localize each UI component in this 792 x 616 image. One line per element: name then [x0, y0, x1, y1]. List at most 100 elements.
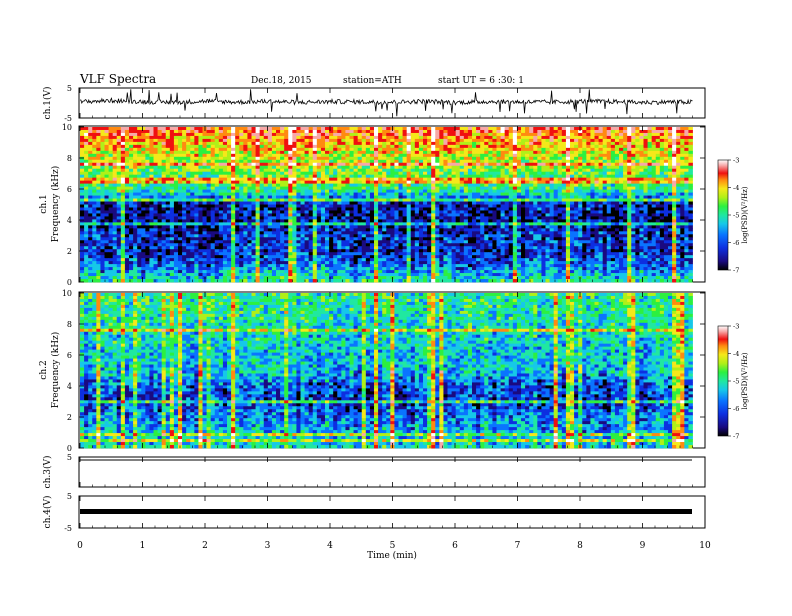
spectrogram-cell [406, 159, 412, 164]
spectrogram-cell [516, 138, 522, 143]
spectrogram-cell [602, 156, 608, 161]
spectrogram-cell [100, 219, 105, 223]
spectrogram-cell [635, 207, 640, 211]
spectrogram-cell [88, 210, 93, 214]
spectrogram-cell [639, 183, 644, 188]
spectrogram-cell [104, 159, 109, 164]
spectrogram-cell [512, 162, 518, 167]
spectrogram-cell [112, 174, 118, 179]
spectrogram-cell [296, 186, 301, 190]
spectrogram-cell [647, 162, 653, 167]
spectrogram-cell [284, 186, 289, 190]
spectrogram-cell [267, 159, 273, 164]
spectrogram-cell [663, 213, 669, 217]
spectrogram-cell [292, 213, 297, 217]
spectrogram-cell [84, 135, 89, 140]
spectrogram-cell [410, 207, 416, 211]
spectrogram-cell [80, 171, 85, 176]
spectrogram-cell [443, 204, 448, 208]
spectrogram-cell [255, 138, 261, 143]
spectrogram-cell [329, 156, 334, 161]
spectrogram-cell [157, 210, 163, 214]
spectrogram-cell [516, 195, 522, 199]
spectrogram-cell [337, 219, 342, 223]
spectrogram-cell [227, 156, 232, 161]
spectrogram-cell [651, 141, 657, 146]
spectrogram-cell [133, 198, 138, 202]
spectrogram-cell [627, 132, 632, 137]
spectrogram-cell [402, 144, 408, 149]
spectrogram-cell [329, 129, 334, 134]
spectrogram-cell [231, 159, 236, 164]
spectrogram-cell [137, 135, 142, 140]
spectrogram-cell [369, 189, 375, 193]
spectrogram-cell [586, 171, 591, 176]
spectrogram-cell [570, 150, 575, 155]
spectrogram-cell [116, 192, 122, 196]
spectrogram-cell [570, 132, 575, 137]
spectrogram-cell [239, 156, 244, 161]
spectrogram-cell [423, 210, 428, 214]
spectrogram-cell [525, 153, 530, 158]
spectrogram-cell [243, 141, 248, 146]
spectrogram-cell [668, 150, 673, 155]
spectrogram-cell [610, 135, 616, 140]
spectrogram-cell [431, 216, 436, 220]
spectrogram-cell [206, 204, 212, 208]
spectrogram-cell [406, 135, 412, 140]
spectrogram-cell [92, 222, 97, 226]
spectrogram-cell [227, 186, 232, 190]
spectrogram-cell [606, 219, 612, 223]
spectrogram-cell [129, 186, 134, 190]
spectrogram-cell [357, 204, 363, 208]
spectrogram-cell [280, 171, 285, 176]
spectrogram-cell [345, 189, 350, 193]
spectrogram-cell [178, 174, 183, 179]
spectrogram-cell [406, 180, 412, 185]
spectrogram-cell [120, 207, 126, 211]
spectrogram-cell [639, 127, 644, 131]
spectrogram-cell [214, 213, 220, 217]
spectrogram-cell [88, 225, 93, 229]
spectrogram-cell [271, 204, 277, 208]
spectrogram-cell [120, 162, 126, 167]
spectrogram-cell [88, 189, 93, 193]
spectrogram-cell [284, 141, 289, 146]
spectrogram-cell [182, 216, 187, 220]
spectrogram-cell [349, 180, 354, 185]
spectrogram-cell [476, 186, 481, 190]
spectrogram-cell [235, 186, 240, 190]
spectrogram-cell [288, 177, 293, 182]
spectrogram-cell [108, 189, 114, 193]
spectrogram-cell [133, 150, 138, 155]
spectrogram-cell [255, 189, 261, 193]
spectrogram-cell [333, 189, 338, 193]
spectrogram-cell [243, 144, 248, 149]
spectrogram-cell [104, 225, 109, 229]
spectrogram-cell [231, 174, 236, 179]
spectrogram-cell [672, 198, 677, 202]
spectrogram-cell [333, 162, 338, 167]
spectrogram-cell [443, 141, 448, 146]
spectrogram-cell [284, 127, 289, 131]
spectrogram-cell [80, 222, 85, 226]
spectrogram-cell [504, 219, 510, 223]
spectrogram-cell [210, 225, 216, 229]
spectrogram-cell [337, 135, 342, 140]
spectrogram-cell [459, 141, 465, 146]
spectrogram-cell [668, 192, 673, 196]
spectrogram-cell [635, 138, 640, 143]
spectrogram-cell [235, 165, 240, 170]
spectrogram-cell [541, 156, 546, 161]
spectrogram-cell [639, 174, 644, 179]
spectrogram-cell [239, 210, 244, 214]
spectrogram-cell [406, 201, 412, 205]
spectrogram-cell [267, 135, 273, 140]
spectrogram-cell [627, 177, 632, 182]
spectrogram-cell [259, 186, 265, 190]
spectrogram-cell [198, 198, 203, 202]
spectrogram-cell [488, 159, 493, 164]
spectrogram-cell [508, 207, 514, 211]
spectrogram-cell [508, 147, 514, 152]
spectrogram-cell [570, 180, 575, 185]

▬▬▬

▸ **Goal**
Print each line of the entries above word for word, omitting the pictures.

▸ **Complete response**
localize each UI component in this 792 x 616 image. One line per element: name then [x0, y0, x1, y1]. List at most 100 elements.
spectrogram-cell [406, 159, 412, 164]
spectrogram-cell [516, 138, 522, 143]
spectrogram-cell [602, 156, 608, 161]
spectrogram-cell [100, 219, 105, 223]
spectrogram-cell [635, 207, 640, 211]
spectrogram-cell [88, 210, 93, 214]
spectrogram-cell [639, 183, 644, 188]
spectrogram-cell [104, 159, 109, 164]
spectrogram-cell [512, 162, 518, 167]
spectrogram-cell [112, 174, 118, 179]
spectrogram-cell [296, 186, 301, 190]
spectrogram-cell [647, 162, 653, 167]
spectrogram-cell [284, 186, 289, 190]
spectrogram-cell [267, 159, 273, 164]
spectrogram-cell [663, 213, 669, 217]
spectrogram-cell [292, 213, 297, 217]
spectrogram-cell [84, 135, 89, 140]
spectrogram-cell [410, 207, 416, 211]
spectrogram-cell [80, 171, 85, 176]
spectrogram-cell [443, 204, 448, 208]
spectrogram-cell [255, 138, 261, 143]
spectrogram-cell [329, 156, 334, 161]
spectrogram-cell [157, 210, 163, 214]
spectrogram-cell [516, 195, 522, 199]
spectrogram-cell [337, 219, 342, 223]
spectrogram-cell [227, 156, 232, 161]
spectrogram-cell [651, 141, 657, 146]
spectrogram-cell [133, 198, 138, 202]
spectrogram-cell [627, 132, 632, 137]
spectrogram-cell [402, 144, 408, 149]
spectrogram-cell [329, 129, 334, 134]
spectrogram-cell [231, 159, 236, 164]
spectrogram-cell [137, 135, 142, 140]
spectrogram-cell [369, 189, 375, 193]
spectrogram-cell [586, 171, 591, 176]
spectrogram-cell [570, 150, 575, 155]
spectrogram-cell [116, 192, 122, 196]
spectrogram-cell [570, 132, 575, 137]
spectrogram-cell [239, 156, 244, 161]
spectrogram-cell [423, 210, 428, 214]
spectrogram-cell [525, 153, 530, 158]
spectrogram-cell [243, 141, 248, 146]
spectrogram-cell [668, 150, 673, 155]
spectrogram-cell [610, 135, 616, 140]
spectrogram-cell [431, 216, 436, 220]
spectrogram-cell [206, 204, 212, 208]
spectrogram-cell [406, 135, 412, 140]
spectrogram-cell [92, 222, 97, 226]
spectrogram-cell [227, 186, 232, 190]
spectrogram-cell [606, 219, 612, 223]
spectrogram-cell [129, 186, 134, 190]
spectrogram-cell [357, 204, 363, 208]
spectrogram-cell [280, 171, 285, 176]
spectrogram-cell [345, 189, 350, 193]
spectrogram-cell [178, 174, 183, 179]
spectrogram-cell [406, 180, 412, 185]
spectrogram-cell [120, 207, 126, 211]
spectrogram-cell [639, 127, 644, 131]
spectrogram-cell [214, 213, 220, 217]
spectrogram-cell [88, 225, 93, 229]
spectrogram-cell [271, 204, 277, 208]
spectrogram-cell [120, 162, 126, 167]
spectrogram-cell [88, 189, 93, 193]
spectrogram-cell [284, 141, 289, 146]
spectrogram-cell [182, 216, 187, 220]
spectrogram-cell [349, 180, 354, 185]
spectrogram-cell [476, 186, 481, 190]
spectrogram-cell [235, 186, 240, 190]
spectrogram-cell [288, 177, 293, 182]
spectrogram-cell [108, 189, 114, 193]
spectrogram-cell [133, 150, 138, 155]
spectrogram-cell [255, 189, 261, 193]
spectrogram-cell [333, 189, 338, 193]
spectrogram-cell [243, 144, 248, 149]
spectrogram-cell [104, 225, 109, 229]
spectrogram-cell [231, 174, 236, 179]
spectrogram-cell [672, 198, 677, 202]
spectrogram-cell [333, 162, 338, 167]
spectrogram-cell [443, 141, 448, 146]
spectrogram-cell [284, 127, 289, 131]
spectrogram-cell [80, 222, 85, 226]
spectrogram-cell [504, 219, 510, 223]
spectrogram-cell [210, 225, 216, 229]
spectrogram-cell [337, 135, 342, 140]
spectrogram-cell [459, 141, 465, 146]
spectrogram-cell [668, 192, 673, 196]
spectrogram-cell [635, 138, 640, 143]
spectrogram-cell [235, 165, 240, 170]
spectrogram-cell [541, 156, 546, 161]
spectrogram-cell [639, 174, 644, 179]
spectrogram-cell [239, 210, 244, 214]
spectrogram-cell [406, 201, 412, 205]
spectrogram-cell [267, 135, 273, 140]
spectrogram-cell [627, 177, 632, 182]
spectrogram-cell [259, 186, 265, 190]
spectrogram-cell [198, 198, 203, 202]
spectrogram-cell [488, 159, 493, 164]
spectrogram-cell [508, 207, 514, 211]
spectrogram-cell [508, 147, 514, 152]
spectrogram-cell [570, 180, 575, 185]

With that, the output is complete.